TASK TO COMPLETE: Print each of the entries exactly, leaving nothing out.

========================================================================

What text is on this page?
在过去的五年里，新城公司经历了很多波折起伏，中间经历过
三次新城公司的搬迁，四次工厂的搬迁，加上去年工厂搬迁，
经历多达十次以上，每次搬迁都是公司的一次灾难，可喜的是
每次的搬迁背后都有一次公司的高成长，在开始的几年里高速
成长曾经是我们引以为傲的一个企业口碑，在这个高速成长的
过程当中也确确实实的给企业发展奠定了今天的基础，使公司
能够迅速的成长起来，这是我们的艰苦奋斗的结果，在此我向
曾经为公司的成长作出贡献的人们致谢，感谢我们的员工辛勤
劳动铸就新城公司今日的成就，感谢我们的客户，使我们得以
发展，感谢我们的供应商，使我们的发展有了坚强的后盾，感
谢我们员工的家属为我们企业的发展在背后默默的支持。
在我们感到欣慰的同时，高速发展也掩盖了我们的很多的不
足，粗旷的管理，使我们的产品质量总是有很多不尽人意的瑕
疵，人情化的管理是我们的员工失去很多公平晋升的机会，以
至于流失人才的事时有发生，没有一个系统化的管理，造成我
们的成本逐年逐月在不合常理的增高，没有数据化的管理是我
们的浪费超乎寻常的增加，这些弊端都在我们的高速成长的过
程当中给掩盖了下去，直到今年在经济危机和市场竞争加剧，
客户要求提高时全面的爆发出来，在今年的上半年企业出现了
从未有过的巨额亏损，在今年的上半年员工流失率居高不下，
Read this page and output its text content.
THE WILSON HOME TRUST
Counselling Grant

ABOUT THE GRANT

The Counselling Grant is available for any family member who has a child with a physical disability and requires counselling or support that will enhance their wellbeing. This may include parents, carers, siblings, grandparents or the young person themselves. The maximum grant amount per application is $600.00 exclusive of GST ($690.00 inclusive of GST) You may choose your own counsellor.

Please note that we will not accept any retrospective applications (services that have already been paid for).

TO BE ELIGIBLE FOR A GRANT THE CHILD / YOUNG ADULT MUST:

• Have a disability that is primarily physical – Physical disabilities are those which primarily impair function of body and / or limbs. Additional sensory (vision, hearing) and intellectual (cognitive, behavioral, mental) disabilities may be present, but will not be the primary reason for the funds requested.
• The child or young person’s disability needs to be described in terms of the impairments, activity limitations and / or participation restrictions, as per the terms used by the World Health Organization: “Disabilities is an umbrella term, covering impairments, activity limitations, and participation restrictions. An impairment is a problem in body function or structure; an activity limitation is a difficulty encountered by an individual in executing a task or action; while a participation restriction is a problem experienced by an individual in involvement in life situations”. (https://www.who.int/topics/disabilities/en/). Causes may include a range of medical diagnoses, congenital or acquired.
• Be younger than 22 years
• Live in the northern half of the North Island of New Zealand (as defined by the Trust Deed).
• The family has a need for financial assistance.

========================================================================

EXERCISE RESPONSE:
What text is on this page?
在过去的五年里，新城公司经历了很多波折起伏，中间经历过
三次新城公司的搬迁，四次工厂的搬迁，加上去年工厂搬迁，
经历多达十次以上，每次搬迁都是公司的一次灾难，可喜的是
每次的搬迁背后都有一次公司的高成长，在开始的几年里高速
成长曾经是我们引以为傲的一个企业口碑，在这个高速成长的
过程当中也确确实实的给企业发展奠定了今天的基础，使公司
能够迅速的成长起来，这是我们的艰苦奋斗的结果，在此我向
曾经为公司的成长作出贡献的人们致谢，感谢我们的员工辛勤
劳动铸就新城公司今日的成就，感谢我们的客户，使我们得以
发展，感谢我们的供应商，使我们的发展有了坚强的后盾，感
谢我们员工的家属为我们企业的发展在背后默默的支持。
在我们感到欣慰的同时，高速发展也掩盖了我们的很多的不
足，粗旷的管理，使我们的产品质量总是有很多不尽人意的瑕
疵，人情化的管理是我们的员工失去很多公平晋升的机会，以
至于流失人才的事时有发生，没有一个系统化的管理，造成我
们的成本逐年逐月在不合常理的增高，没有数据化的管理是我
们的浪费超乎寻常的增加，这些弊端都在我们的高速成长的过
程当中给掩盖了下去，直到今年在经济危机和市场竞争加剧，
客户要求提高时全面的爆发出来，在今年的上半年企业出现了
从未有过的巨额亏损，在今年的上半年员工流失率居高不下，
Read this page and output its text content.
THE WILSON HOME TRUST
Counselling Grant

ABOUT THE GRANT

The Counselling Grant is available for any family member who has a child with a physical disability and requires counselling or support that will enhance their wellbeing. This may include parents, carers, siblings, grandparents or the young person themselves. The maximum grant amount per application is $600.00 exclusive of GST ($690.00 inclusive of GST) You may choose your own counsellor.

Please note that we will not accept any retrospective applications (services that have already been paid for).

TO BE ELIGIBLE FOR A GRANT THE CHILD / YOUNG ADULT MUST:

• Have a disability that is primarily physical – Physical disabilities are those which primarily impair function of body and / or limbs. Additional sensory (vision, hearing) and intellectual (cognitive, behavioral, mental) disabilities may be present, but will not be the primary reason for the funds requested.
• The child or young person’s disability needs to be described in terms of the impairments, activity limitations and / or participation restrictions, as per the terms used by the World Health Organization: “Disabilities is an umbrella term, covering impairments, activity limitations, and participation restrictions. An impairment is a problem in body function or structure; an activity limitation is a difficulty encountered by an individual in executing a task or action; while a participation restriction is a problem experienced by an individual in involvement in life situations”. (https://www.who.int/topics/disabilities/en/). Causes may include a range of medical diagnoses, congenital or acquired.
• Be younger than 22 years
• Live in the northern half of the North Island of New Zealand (as defined by the Trust Deed).
• The family has a need for financial assistance.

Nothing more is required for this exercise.